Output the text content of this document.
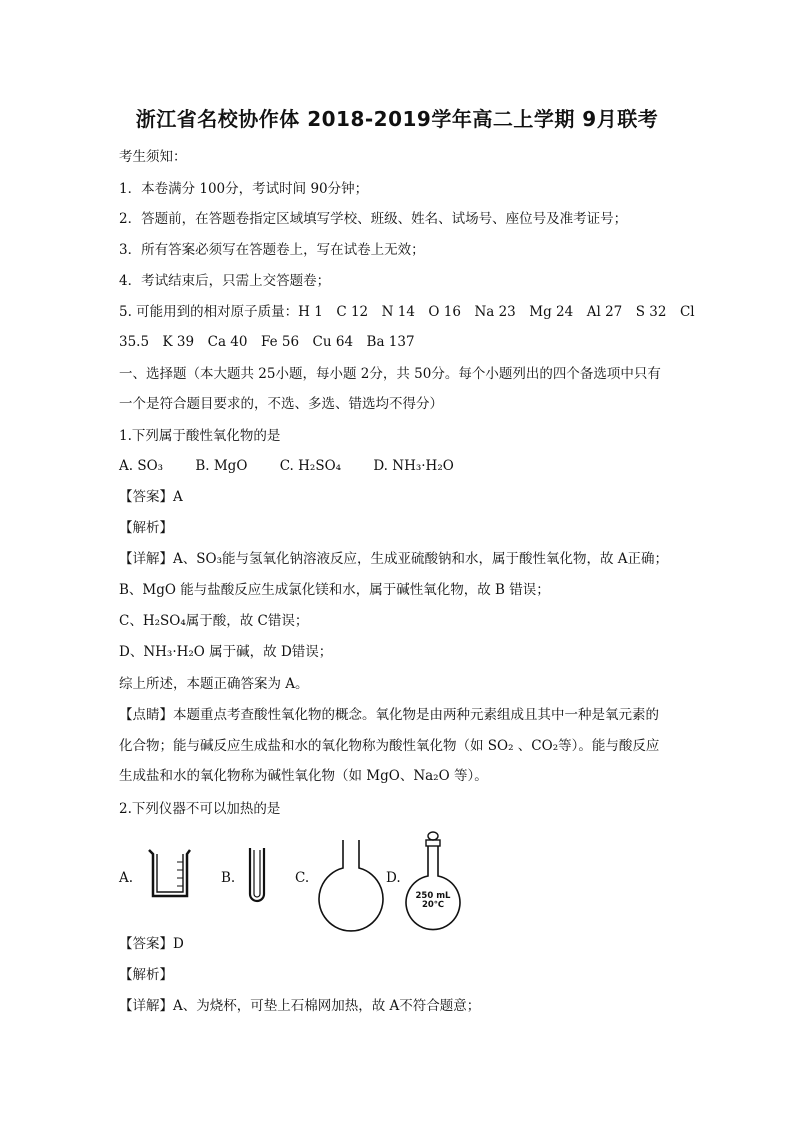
浙江省名校协作体 2018-2019学年高二上学期 9月联考
考生须知：
1．本卷满分 100分，考试时间 90分钟；
2．答题前，在答题卷指定区域填写学校、班级、姓名、试场号、座位号及准考证号；
3．所有答案必须写在答题卷上，写在试卷上无效；
4．考试结束后，只需上交答题卷；
5. 可能用到的相对原子质量：H 1　C 12　N 14　O 16　Na 23　Mg 24　Al 27　S 32　Cl
35.5　K 39　Ca 40　Fe 56　Cu 64　Ba 137
一、选择题（本大题共 25小题，每小题 2分，共 50分。每个小题列出的四个备选项中只有
一个是符合题目要求的，不选、多选、错选均不得分）
1.下列属于酸性氧化物的是
A. SO₃ B. MgO C. H₂SO₄ D. NH₃·H₂O
【答案】A
【解析】
【详解】A、SO₃能与氢氧化钠溶液反应，生成亚硫酸钠和水，属于酸性氧化物，故 A正确；
B、MgO 能与盐酸反应生成氯化镁和水，属于碱性氧化物，故 B 错误；
C、H₂SO₄属于酸，故 C错误；
D、NH₃·H₂O 属于碱，故 D错误；
综上所述，本题正确答案为 A。
【点睛】本题重点考查酸性氧化物的概念。氧化物是由两种元素组成且其中一种是氧元素的
化合物；能与碱反应生成盐和水的氧化物称为酸性氧化物（如 SO₂ 、CO₂等）。能与酸反应
生成盐和水的氧化物称为碱性氧化物（如 MgO、Na₂O 等）。
2.下列仪器不可以加热的是
A.	B.	C.	D.
250 mL
20℃
【答案】D
【解析】
【详解】A、为烧杯，可垫上石棉网加热，故 A不符合题意；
..........
Reproduce the data word for word, excluding its pictures.

Output the text content of this document.
浙江省名校协作体 2018-2019学年高二上学期 9月联考
考生须知：
1．本卷满分 100分，考试时间 90分钟；
2．答题前，在答题卷指定区域填写学校、班级、姓名、试场号、座位号及准考证号；
3．所有答案必须写在答题卷上，写在试卷上无效；
4．考试结束后，只需上交答题卷；
5. 可能用到的相对原子质量：H 1　C 12　N 14　O 16　Na 23　Mg 24　Al 27　S 32　Cl
35.5　K 39　Ca 40　Fe 56　Cu 64　Ba 137
一、选择题（本大题共 25小题，每小题 2分，共 50分。每个小题列出的四个备选项中只有
一个是符合题目要求的，不选、多选、错选均不得分）
1.下列属于酸性氧化物的是
A. SO₃ B. MgO C. H₂SO₄ D. NH₃·H₂O
【答案】A
【解析】
【详解】A、SO₃能与氢氧化钠溶液反应，生成亚硫酸钠和水，属于酸性氧化物，故 A正确；
B、MgO 能与盐酸反应生成氯化镁和水，属于碱性氧化物，故 B 错误；
C、H₂SO₄属于酸，故 C错误；
D、NH₃·H₂O 属于碱，故 D错误；
综上所述，本题正确答案为 A。
【点睛】本题重点考查酸性氧化物的概念。氧化物是由两种元素组成且其中一种是氧元素的
化合物；能与碱反应生成盐和水的氧化物称为酸性氧化物（如 SO₂ 、CO₂等）。能与酸反应
生成盐和水的氧化物称为碱性氧化物（如 MgO、Na₂O 等）。
2.下列仪器不可以加热的是
A.	B.	C.	D.
250 mL
20℃
【答案】D
【解析】
【详解】A、为烧杯，可垫上石棉网加热，故 A不符合题意；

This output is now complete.